## Problem details
Find the lines that contain the word "posts" and copy each one.

── Data to use ──

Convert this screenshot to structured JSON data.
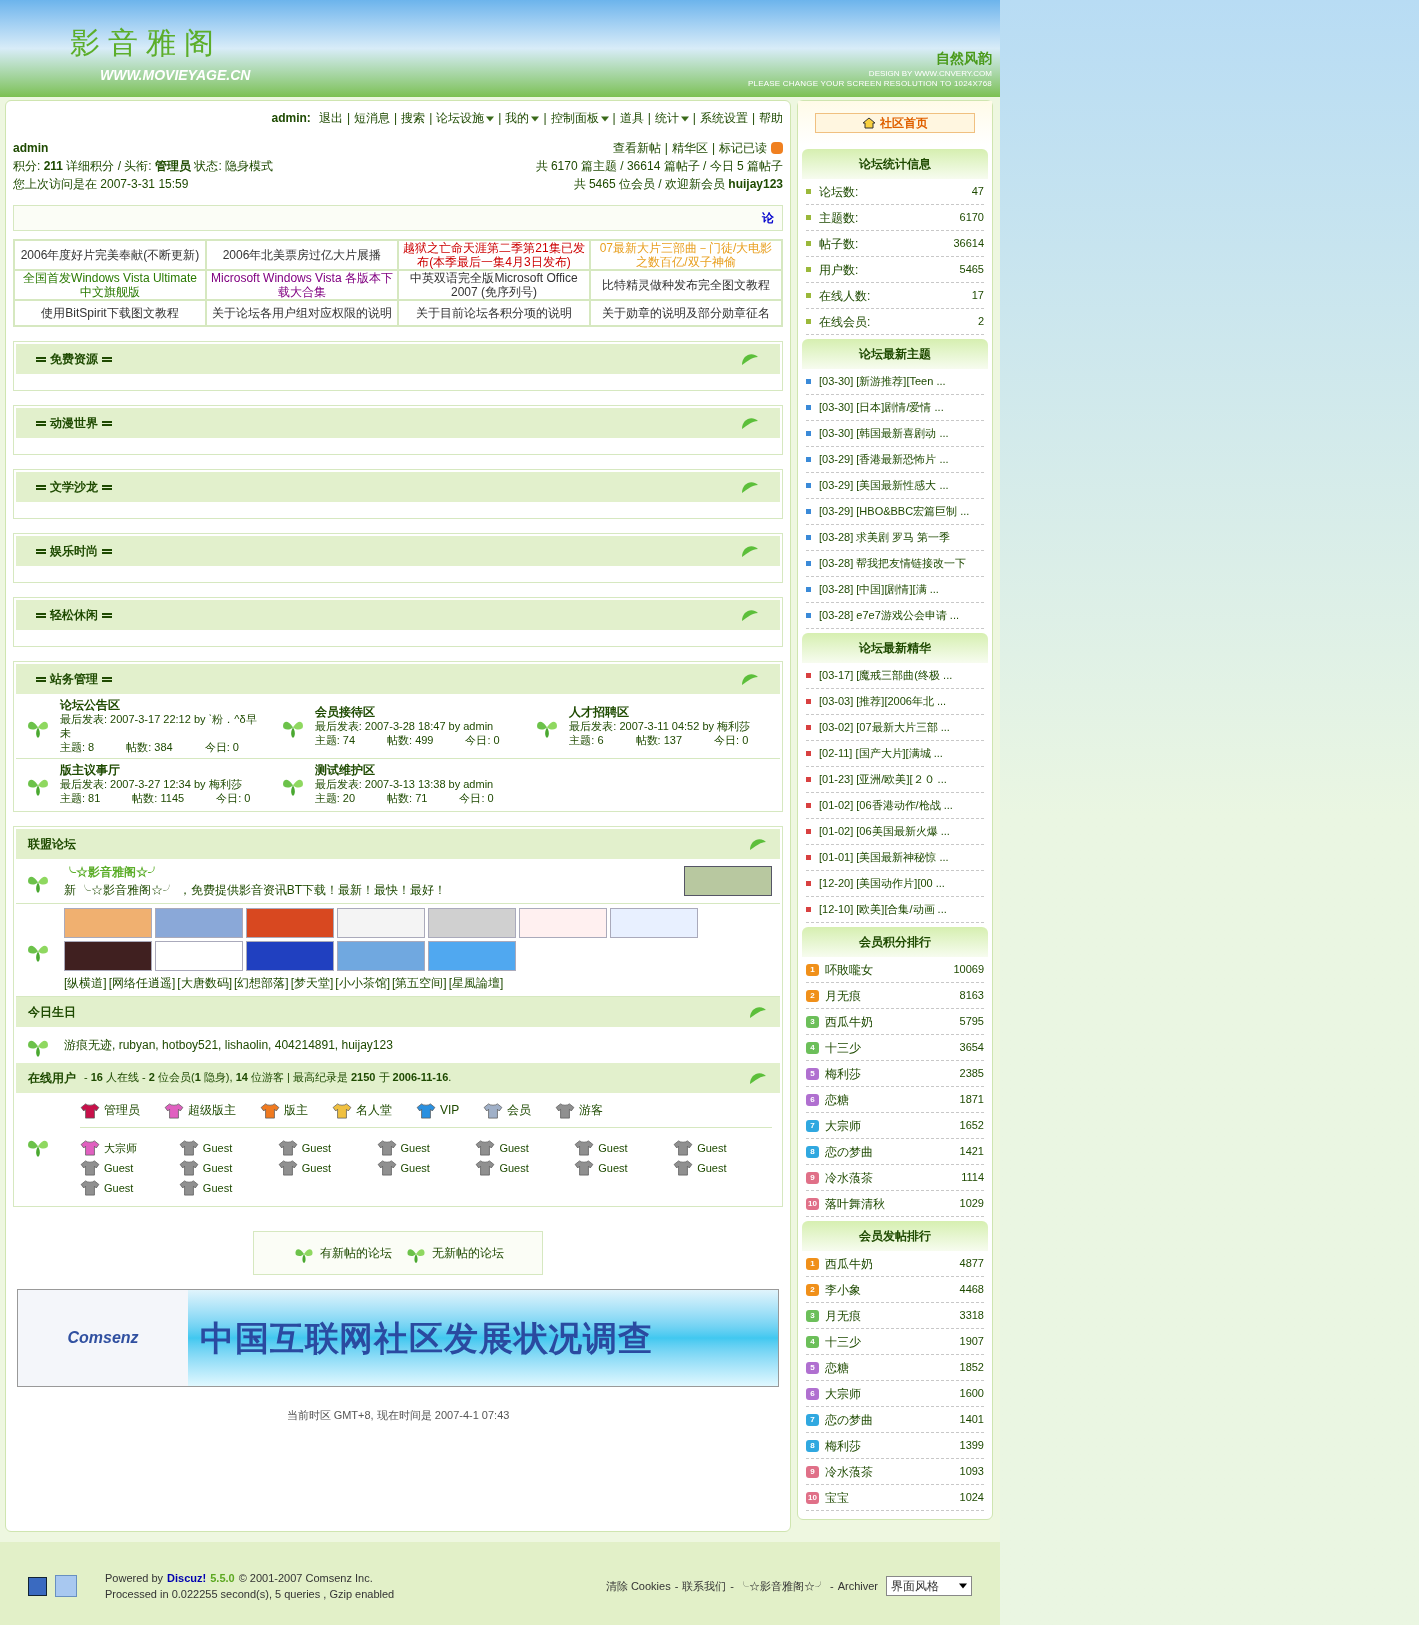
{
  "header": {
    "site_title": "影音雅阁",
    "site_url": "WWW.MOVIEYAGE.CN",
    "slogan": "自然风韵",
    "design_credit": "DESIGN BY WWW.CNVERY.COM",
    "resolution_note": "PLEASE CHANGE YOUR SCREEN RESOLUTION TO 1024X768"
  },
  "nav": {
    "user_label": "admin:",
    "separator": "|",
    "links": [
      {
        "label": "退出",
        "has_menu": false
      },
      {
        "label": "短消息",
        "has_menu": false
      },
      {
        "label": "搜索",
        "has_menu": false
      },
      {
        "label": "论坛设施",
        "has_menu": true
      },
      {
        "label": "我的",
        "has_menu": true
      },
      {
        "label": "控制面板",
        "has_menu": true
      },
      {
        "label": "道具",
        "has_menu": false
      },
      {
        "label": "统计",
        "has_menu": true
      },
      {
        "label": "系统设置",
        "has_menu": false
      },
      {
        "label": "帮助",
        "has_menu": false
      }
    ]
  },
  "user": {
    "name": "admin",
    "score_line": "积分: **211** 详细积分 / 头衔: **管理员** 状态: 隐身模式",
    "last_visit": "您上次访问是在 2007-3-31 15:59"
  },
  "board_stats": {
    "separator": "|",
    "links": [
      "查看新帖",
      "精华区",
      "标记已读"
    ],
    "lines": [
      "共 6170 篇主题 / 36614 篇帖子 / 今日 5 篇帖子",
      "共 5465 位会员 / 欢迎新会员 **huijay123**"
    ]
  },
  "announcement": "论",
  "top_links": [
    {
      "text": "2006年度好片完美奉献(不断更新)",
      "color": "#333333"
    },
    {
      "text": "2006年北美票房过亿大片展播",
      "color": "#333333"
    },
    {
      "text": "越狱之亡命天涯第二季第21集已发布(本季最后一集4月3日发布)",
      "color": "#cc0000"
    },
    {
      "text": "07最新大片三部曲－门徒/大电影之数百亿/双子神偷",
      "color": "#e8a020"
    },
    {
      "text": "全国首发Windows Vista Ultimate 中文旗舰版",
      "color": "#2a7a00"
    },
    {
      "text": "Microsoft Windows Vista 各版本下载大合集",
      "color": "#800080"
    },
    {
      "text": "中英双语完全版Microsoft Office 2007 (免序列号)",
      "color": "#333333"
    },
    {
      "text": "比特精灵做种发布完全图文教程",
      "color": "#333333"
    },
    {
      "text": "使用BitSpirit下载图文教程",
      "color": "#333333"
    },
    {
      "text": "关于论坛各用户组对应权限的说明",
      "color": "#333333"
    },
    {
      "text": "关于目前论坛各积分项的说明",
      "color": "#333333"
    },
    {
      "text": "关于勋章的说明及部分勋章征名",
      "color": "#333333"
    }
  ],
  "categories": [
    {
      "title": "免费资源"
    },
    {
      "title": "动漫世界"
    },
    {
      "title": "文学沙龙"
    },
    {
      "title": "娱乐时尚"
    },
    {
      "title": "轻松休闲"
    },
    {
      "title": "站务管理",
      "forums": [
        {
          "name": "论坛公告区",
          "last_post": "最后发表: 2007-3-17 22:12 by ˋ粉．^δ早未",
          "topics": "主题: 8",
          "posts": "帖数: 384",
          "today": "今日: 0"
        },
        {
          "name": "会员接待区",
          "last_post": "最后发表: 2007-3-28 18:47 by admin",
          "topics": "主题: 74",
          "posts": "帖数: 499",
          "today": "今日: 0"
        },
        {
          "name": "人才招聘区",
          "last_post": "最后发表: 2007-3-11 04:52 by 梅利莎",
          "topics": "主题: 6",
          "posts": "帖数: 137",
          "today": "今日: 0"
        },
        {
          "name": "版主议事厅",
          "last_post": "最后发表: 2007-3-27 12:34 by 梅利莎",
          "topics": "主题: 81",
          "posts": "帖数: 1145",
          "today": "今日: 0"
        },
        {
          "name": "测试维护区",
          "last_post": "最后发表: 2007-3-13 13:38 by admin",
          "topics": "主题: 20",
          "posts": "帖数: 71",
          "today": "今日: 0"
        }
      ]
    }
  ],
  "league": {
    "title": "联盟论坛",
    "featured_name": "╰☆影音雅阁☆╯",
    "featured_desc": "新 ╰☆影音雅阁☆╯ ，免费提供影音资讯BT下载！最新！最快！最好！",
    "text_links": [
      "[纵横道]",
      "[网络任逍遥]",
      "[大唐数码]",
      "[幻想部落]",
      "[梦天堂]",
      "[小小茶馆]",
      "[第五空间]",
      "[星風論壇]"
    ]
  },
  "birthdays": {
    "title": "今日生日",
    "names": "游痕无迹, rubyan, hotboy521, lishaolin, 404214891, huijay123"
  },
  "online": {
    "title": "在线用户",
    "summary": "- **16** 人在线 - **2** 位会员(**1** 隐身), **14** 位游客 | 最高纪录是 **2150** 于 **2006-11-16**.",
    "legend": [
      {
        "label": "管理员",
        "color": "#c8104a"
      },
      {
        "label": "超级版主",
        "color": "#e060c0"
      },
      {
        "label": "版主",
        "color": "#f07a20"
      },
      {
        "label": "名人堂",
        "color": "#f0c040"
      },
      {
        "label": "VIP",
        "color": "#2a90e0"
      },
      {
        "label": "会员",
        "color": "#a0b0c8"
      },
      {
        "label": "游客",
        "color": "#909090"
      }
    ],
    "users": [
      {
        "name": "大宗师",
        "color": "#e060c0"
      },
      {
        "name": "Guest",
        "color": "#909090"
      },
      {
        "name": "Guest",
        "color": "#909090"
      },
      {
        "name": "Guest",
        "color": "#909090"
      },
      {
        "name": "Guest",
        "color": "#909090"
      },
      {
        "name": "Guest",
        "color": "#909090"
      },
      {
        "name": "Guest",
        "color": "#909090"
      },
      {
        "name": "Guest",
        "color": "#909090"
      },
      {
        "name": "Guest",
        "color": "#909090"
      },
      {
        "name": "Guest",
        "color": "#909090"
      },
      {
        "name": "Guest",
        "color": "#909090"
      },
      {
        "name": "Guest",
        "color": "#909090"
      },
      {
        "name": "Guest",
        "color": "#909090"
      },
      {
        "name": "Guest",
        "color": "#909090"
      },
      {
        "name": "Guest",
        "color": "#909090"
      },
      {
        "name": "Guest",
        "color": "#909090"
      }
    ]
  },
  "legend_box": [
    "有新帖的论坛",
    "无新帖的论坛"
  ],
  "survey_banner": {
    "logo": "Comsenz",
    "headline": "中国互联网社区发展状况调查"
  },
  "time_line": "当前时区 GMT+8, 现在时间是 2007-4-1 07:43",
  "sidebar": {
    "home": "社区首页",
    "stats": {
      "title": "论坛统计信息",
      "rows": [
        {
          "label": "论坛数:",
          "value": "47"
        },
        {
          "label": "主题数:",
          "value": "6170"
        },
        {
          "label": "帖子数:",
          "value": "36614"
        },
        {
          "label": "用户数:",
          "value": "5465"
        },
        {
          "label": "在线人数:",
          "value": "17"
        },
        {
          "label": "在线会员:",
          "value": "2"
        }
      ]
    },
    "latest": {
      "title": "论坛最新主题",
      "items": [
        "[03-30] [新游推荐][Teen ...",
        "[03-30] [日本]剧情/爱情 ...",
        "[03-30] [韩国最新喜剧动 ...",
        "[03-29] [香港最新恐怖片 ...",
        "[03-29] [美国最新性感大 ...",
        "[03-29] [HBO&BBC宏篇巨制 ...",
        "[03-28] 求美剧 罗马 第一季",
        "[03-28] 帮我把友情链接改一下",
        "[03-28] [中国][剧情][满 ...",
        "[03-28] e7e7游戏公会申请 ..."
      ]
    },
    "digest": {
      "title": "论坛最新精华",
      "items": [
        "[03-17] [魔戒三部曲(终极 ...",
        "[03-03] [推荐][2006年北 ...",
        "[03-02] [07最新大片三部 ...",
        "[02-11] [国产大片][满城 ...",
        "[01-23] [亚洲/欧美][２０ ...",
        "[01-02] [06香港动作/枪战 ...",
        "[01-02] [06美国最新火爆 ...",
        "[01-01] [美国最新神秘惊 ...",
        "[12-20] [美国动作片][00 ...",
        "[12-10] [欧美][合集/动画 ..."
      ]
    },
    "credit_rank": {
      "title": "会员积分排行",
      "rows": [
        {
          "rank": "1",
          "name": "吥敗嚨女",
          "value": "10069",
          "color": "#f0901a"
        },
        {
          "rank": "2",
          "name": "月无痕",
          "value": "8163",
          "color": "#f0901a"
        },
        {
          "rank": "3",
          "name": "西瓜牛奶",
          "value": "5795",
          "color": "#6cbf5a"
        },
        {
          "rank": "4",
          "name": "十三少",
          "value": "3654",
          "color": "#6cbf5a"
        },
        {
          "rank": "5",
          "name": "梅利莎",
          "value": "2385",
          "color": "#b070d0"
        },
        {
          "rank": "6",
          "name": "恋糖",
          "value": "1871",
          "color": "#b070d0"
        },
        {
          "rank": "7",
          "name": "大宗师",
          "value": "1652",
          "color": "#30a8e0"
        },
        {
          "rank": "8",
          "name": "恋の梦曲",
          "value": "1421",
          "color": "#30a8e0"
        },
        {
          "rank": "9",
          "name": "冷水蒗茶",
          "value": "1114",
          "color": "#e07088"
        },
        {
          "rank": "10",
          "name": "落叶舞清秋",
          "value": "1029",
          "color": "#e07088"
        }
      ]
    },
    "post_rank": {
      "title": "会员发帖排行",
      "rows": [
        {
          "rank": "1",
          "name": "西瓜牛奶",
          "value": "4877",
          "color": "#f0901a"
        },
        {
          "rank": "2",
          "name": "李小象",
          "value": "4468",
          "color": "#f0901a"
        },
        {
          "rank": "3",
          "name": "月无痕",
          "value": "3318",
          "color": "#6cbf5a"
        },
        {
          "rank": "4",
          "name": "十三少",
          "value": "1907",
          "color": "#6cbf5a"
        },
        {
          "rank": "5",
          "name": "恋糖",
          "value": "1852",
          "color": "#b070d0"
        },
        {
          "rank": "6",
          "name": "大宗师",
          "value": "1600",
          "color": "#b070d0"
        },
        {
          "rank": "7",
          "name": "恋の梦曲",
          "value": "1401",
          "color": "#30a8e0"
        },
        {
          "rank": "8",
          "name": "梅利莎",
          "value": "1399",
          "color": "#30a8e0"
        },
        {
          "rank": "9",
          "name": "冷水蒗茶",
          "value": "1093",
          "color": "#e07088"
        },
        {
          "rank": "10",
          "name": "宝宝",
          "value": "1024",
          "color": "#e07088"
        }
      ]
    }
  },
  "footer": {
    "separator": "-",
    "powered_prefix": "Powered by",
    "product": "Discuz!",
    "version": "5.5.0",
    "copyright": "© 2001-2007 Comsenz Inc.",
    "processed": "Processed in 0.022255 second(s), 5 queries , Gzip enabled",
    "links": [
      "清除 Cookies",
      "联系我们",
      "╰☆影音雅阁☆╯",
      "Archiver"
    ],
    "style_select": "界面风格"
  }
}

───

## Response
          "posts": "帖数: 384",
          "posts": "帖数: 499",
          "posts": "帖数: 137",
          "posts": "帖数: 1145",
          "posts": "帖数: 71",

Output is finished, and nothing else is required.